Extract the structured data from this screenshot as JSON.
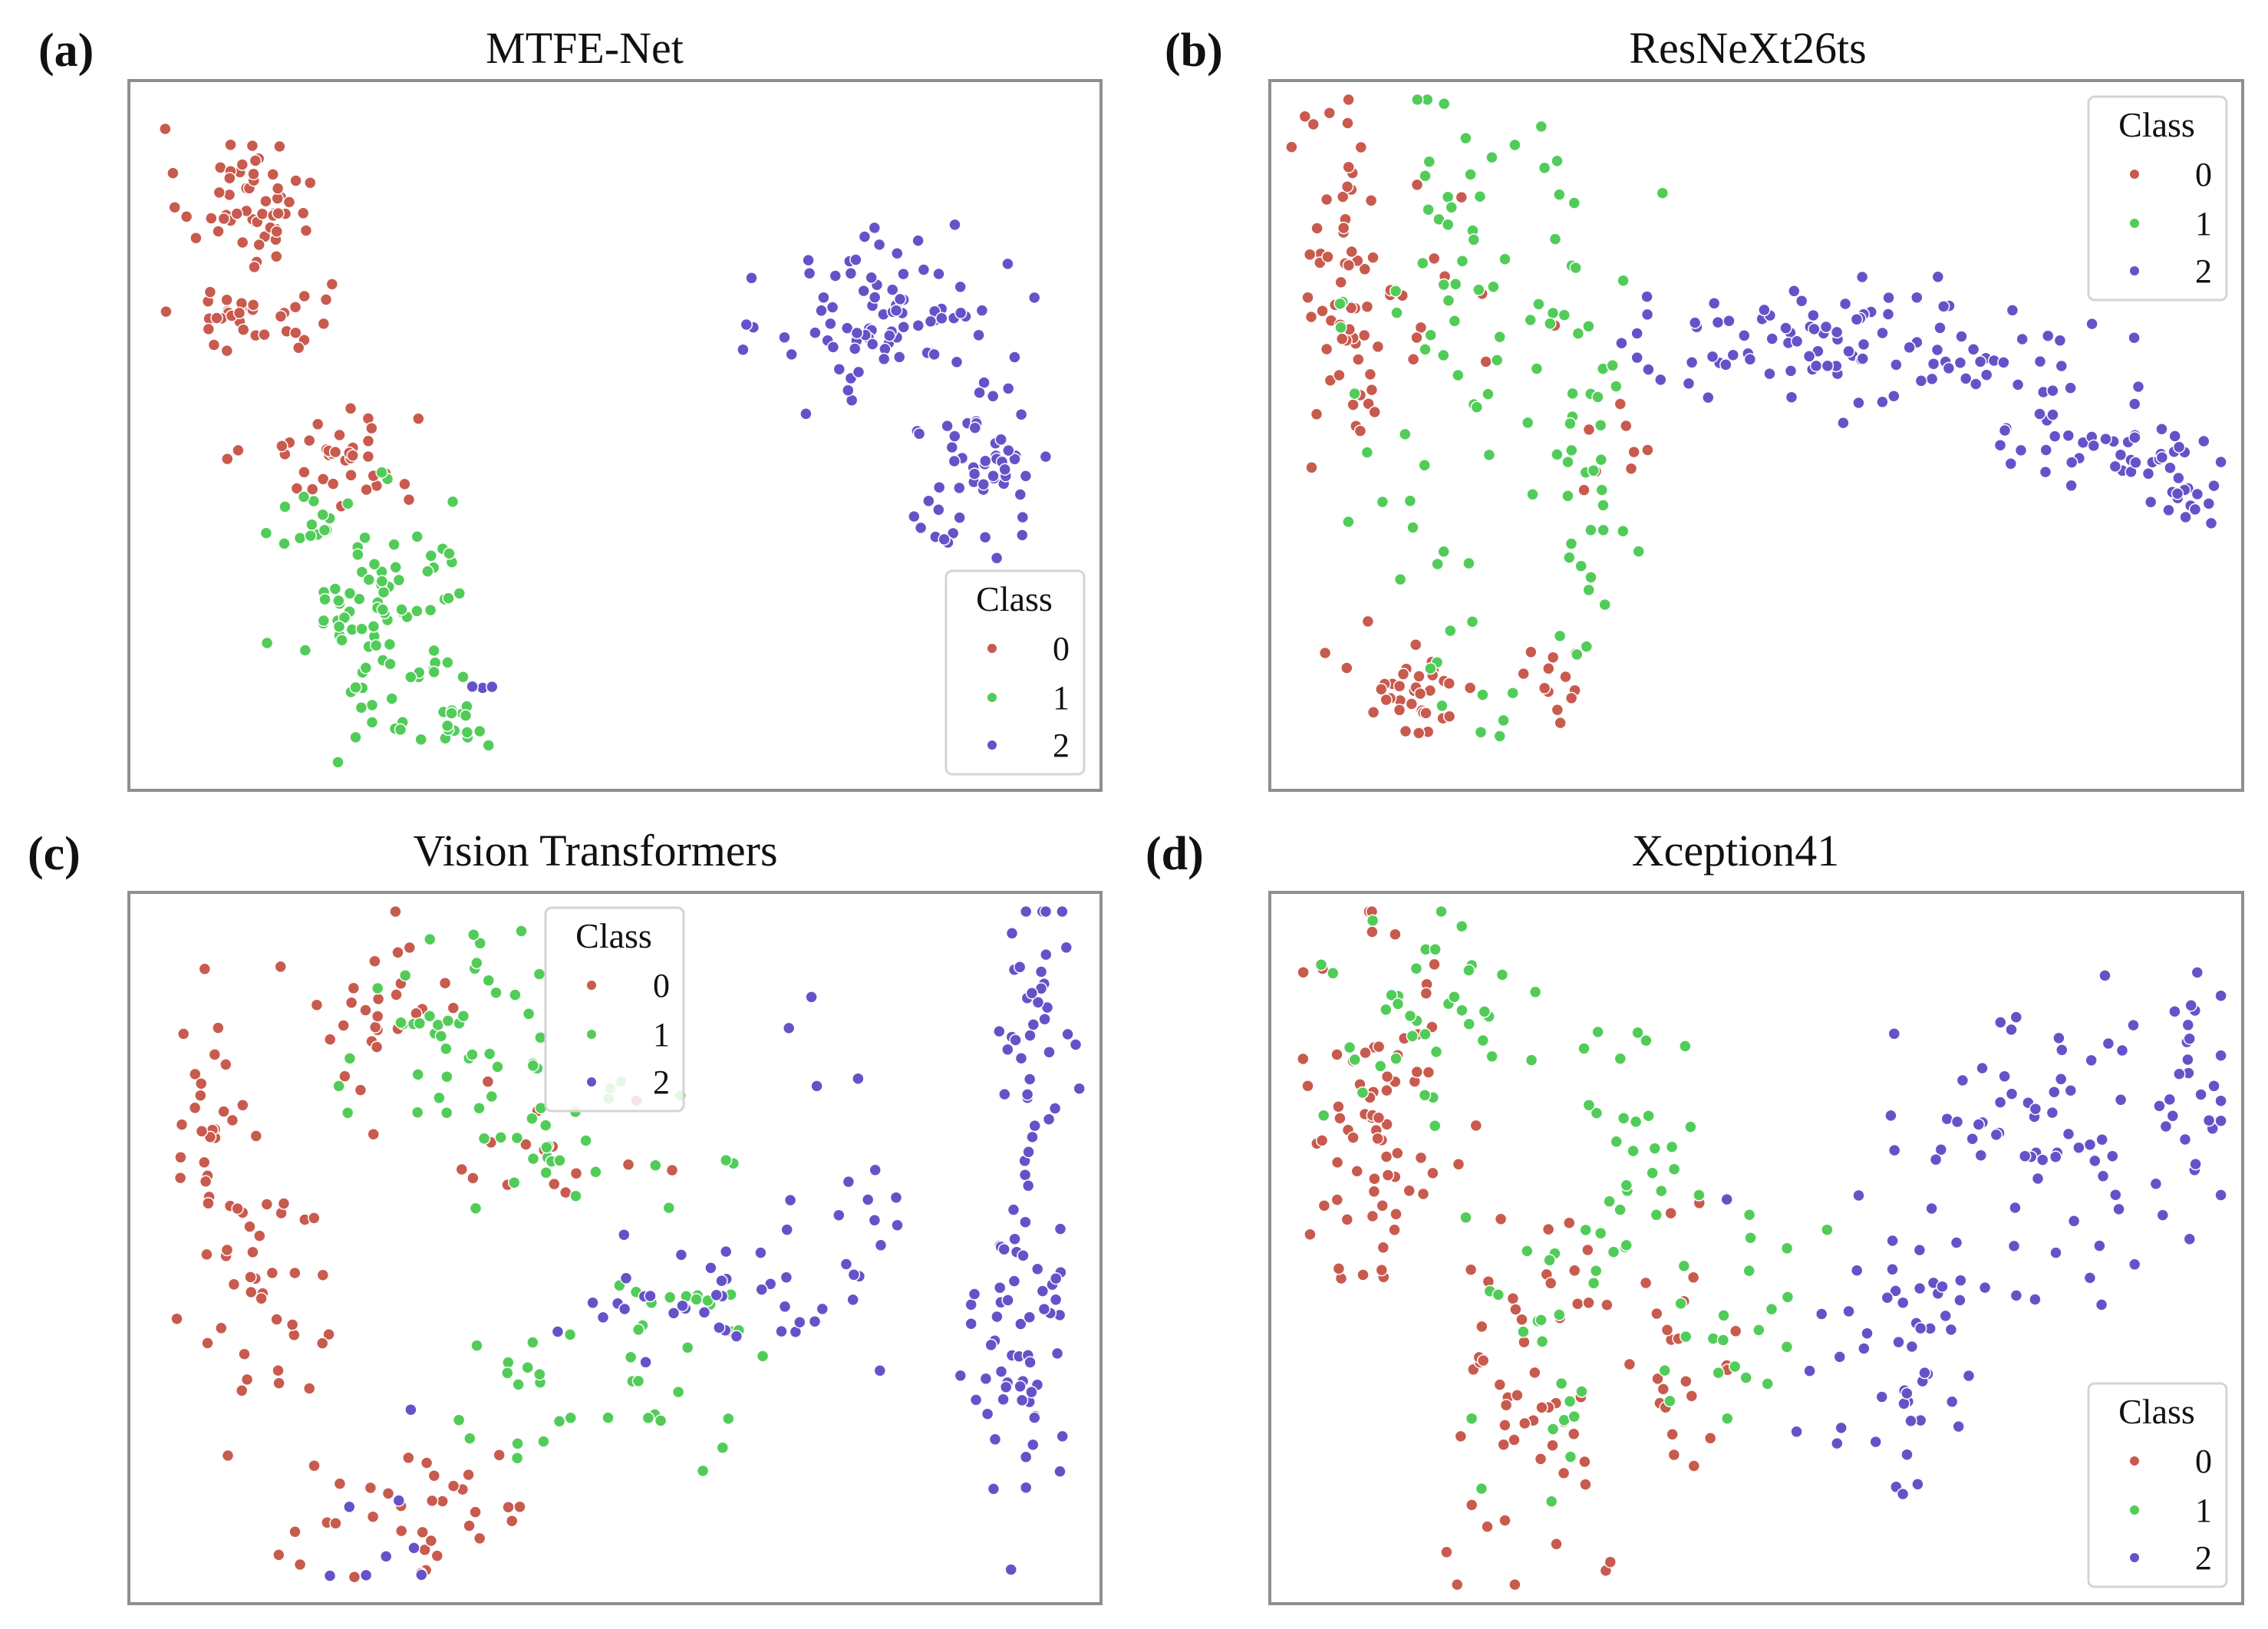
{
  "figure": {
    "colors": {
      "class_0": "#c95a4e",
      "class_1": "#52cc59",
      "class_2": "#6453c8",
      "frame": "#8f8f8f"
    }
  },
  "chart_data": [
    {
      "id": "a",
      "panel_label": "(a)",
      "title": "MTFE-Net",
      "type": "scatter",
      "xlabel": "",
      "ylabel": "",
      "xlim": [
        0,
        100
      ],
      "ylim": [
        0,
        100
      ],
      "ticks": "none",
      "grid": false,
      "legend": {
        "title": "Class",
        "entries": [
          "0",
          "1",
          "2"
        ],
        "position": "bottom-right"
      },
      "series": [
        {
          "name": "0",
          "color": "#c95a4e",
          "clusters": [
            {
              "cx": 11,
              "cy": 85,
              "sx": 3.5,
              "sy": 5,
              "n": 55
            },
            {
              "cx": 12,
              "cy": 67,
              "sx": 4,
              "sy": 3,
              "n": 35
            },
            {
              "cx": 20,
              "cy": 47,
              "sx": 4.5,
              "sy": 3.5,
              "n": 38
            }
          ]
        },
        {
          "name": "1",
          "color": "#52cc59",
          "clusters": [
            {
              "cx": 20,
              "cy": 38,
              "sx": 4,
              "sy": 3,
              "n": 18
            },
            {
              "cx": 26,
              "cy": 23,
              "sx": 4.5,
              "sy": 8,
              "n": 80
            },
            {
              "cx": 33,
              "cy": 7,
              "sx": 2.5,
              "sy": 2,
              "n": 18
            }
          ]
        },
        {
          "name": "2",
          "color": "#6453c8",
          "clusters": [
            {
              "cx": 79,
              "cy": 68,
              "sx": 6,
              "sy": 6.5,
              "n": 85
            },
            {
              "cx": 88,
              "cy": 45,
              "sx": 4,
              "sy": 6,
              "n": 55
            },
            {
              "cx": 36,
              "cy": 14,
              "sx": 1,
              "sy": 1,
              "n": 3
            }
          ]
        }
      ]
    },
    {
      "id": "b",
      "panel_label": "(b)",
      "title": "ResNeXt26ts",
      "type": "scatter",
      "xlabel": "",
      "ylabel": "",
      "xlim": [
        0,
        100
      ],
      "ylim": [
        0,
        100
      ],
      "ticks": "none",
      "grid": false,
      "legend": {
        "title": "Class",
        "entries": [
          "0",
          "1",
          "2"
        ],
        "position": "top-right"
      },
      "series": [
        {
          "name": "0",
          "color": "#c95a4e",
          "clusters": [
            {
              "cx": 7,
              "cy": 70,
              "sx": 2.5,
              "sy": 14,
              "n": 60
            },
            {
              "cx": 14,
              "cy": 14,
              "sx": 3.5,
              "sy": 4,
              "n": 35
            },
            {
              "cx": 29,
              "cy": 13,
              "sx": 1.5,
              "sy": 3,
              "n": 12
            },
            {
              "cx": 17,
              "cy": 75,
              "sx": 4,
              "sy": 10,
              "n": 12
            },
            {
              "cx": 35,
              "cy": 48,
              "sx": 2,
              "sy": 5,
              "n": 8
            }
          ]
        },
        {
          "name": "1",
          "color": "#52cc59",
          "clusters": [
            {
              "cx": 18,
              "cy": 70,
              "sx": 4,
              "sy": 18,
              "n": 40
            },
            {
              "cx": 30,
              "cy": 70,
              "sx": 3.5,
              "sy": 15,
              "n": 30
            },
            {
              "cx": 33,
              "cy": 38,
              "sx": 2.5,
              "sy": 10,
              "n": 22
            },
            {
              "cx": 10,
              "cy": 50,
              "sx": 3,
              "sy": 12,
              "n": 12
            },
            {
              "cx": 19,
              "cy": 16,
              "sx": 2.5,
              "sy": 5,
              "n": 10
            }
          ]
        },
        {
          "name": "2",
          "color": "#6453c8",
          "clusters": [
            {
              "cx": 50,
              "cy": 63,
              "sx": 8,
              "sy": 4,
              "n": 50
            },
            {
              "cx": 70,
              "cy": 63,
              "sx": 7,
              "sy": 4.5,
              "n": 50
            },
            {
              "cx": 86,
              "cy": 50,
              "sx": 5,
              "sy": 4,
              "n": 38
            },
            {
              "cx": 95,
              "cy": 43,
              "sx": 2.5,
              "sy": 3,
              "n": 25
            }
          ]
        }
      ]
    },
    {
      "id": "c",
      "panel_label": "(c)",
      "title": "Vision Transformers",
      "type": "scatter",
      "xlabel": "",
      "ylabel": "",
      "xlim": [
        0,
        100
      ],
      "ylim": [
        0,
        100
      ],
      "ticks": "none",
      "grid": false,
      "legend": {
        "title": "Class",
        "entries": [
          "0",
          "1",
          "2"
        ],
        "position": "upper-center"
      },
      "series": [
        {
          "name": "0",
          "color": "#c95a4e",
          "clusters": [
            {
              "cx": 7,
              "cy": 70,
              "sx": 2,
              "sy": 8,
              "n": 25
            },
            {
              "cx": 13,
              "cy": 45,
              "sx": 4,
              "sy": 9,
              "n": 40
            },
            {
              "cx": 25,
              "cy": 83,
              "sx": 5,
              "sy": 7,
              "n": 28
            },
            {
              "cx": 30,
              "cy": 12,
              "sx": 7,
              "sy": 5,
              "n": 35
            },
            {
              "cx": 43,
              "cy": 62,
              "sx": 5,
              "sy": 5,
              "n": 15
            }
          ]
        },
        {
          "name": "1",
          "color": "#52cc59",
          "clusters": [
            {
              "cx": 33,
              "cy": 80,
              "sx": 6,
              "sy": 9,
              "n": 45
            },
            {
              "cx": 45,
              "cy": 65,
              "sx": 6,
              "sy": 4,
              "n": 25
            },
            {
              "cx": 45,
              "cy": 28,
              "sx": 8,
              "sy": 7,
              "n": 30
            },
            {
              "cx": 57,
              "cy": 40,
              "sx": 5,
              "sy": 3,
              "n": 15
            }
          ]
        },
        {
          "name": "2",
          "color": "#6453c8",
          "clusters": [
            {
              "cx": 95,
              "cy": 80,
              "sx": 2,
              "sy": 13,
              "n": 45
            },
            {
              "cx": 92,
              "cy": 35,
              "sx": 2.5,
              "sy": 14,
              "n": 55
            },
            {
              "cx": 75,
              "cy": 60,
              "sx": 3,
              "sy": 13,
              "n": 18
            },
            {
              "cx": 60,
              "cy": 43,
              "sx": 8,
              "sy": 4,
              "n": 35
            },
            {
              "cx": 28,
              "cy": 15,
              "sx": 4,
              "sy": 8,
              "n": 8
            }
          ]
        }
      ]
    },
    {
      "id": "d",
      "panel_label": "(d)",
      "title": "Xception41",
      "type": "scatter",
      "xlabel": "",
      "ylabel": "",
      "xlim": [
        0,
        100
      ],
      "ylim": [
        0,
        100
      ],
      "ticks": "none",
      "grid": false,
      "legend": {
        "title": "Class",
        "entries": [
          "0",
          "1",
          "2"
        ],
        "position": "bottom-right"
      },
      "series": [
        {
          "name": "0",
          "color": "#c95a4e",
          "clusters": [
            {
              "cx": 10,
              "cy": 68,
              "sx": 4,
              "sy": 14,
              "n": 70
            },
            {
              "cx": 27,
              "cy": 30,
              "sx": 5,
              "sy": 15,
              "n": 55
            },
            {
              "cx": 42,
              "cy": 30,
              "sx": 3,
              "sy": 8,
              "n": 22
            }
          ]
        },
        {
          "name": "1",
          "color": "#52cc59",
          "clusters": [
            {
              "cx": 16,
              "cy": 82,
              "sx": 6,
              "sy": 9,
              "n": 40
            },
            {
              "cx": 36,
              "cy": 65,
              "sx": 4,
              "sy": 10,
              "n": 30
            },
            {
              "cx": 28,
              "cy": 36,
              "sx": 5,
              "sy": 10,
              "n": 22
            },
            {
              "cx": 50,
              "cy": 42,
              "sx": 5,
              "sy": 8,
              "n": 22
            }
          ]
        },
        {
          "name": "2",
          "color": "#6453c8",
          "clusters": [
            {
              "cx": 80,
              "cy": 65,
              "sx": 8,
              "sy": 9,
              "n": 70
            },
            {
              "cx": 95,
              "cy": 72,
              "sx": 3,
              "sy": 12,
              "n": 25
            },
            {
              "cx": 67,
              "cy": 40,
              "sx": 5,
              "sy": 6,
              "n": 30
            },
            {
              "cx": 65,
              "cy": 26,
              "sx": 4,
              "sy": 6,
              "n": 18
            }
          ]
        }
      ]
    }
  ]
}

..............................

_Exercise objective:_ Copy out each line of the records where the string "position" appears.

_Solution to this problem:_
        "position": "bottom-right"
        "position": "top-right"
        "position": "upper-center"
        "position": "bottom-right"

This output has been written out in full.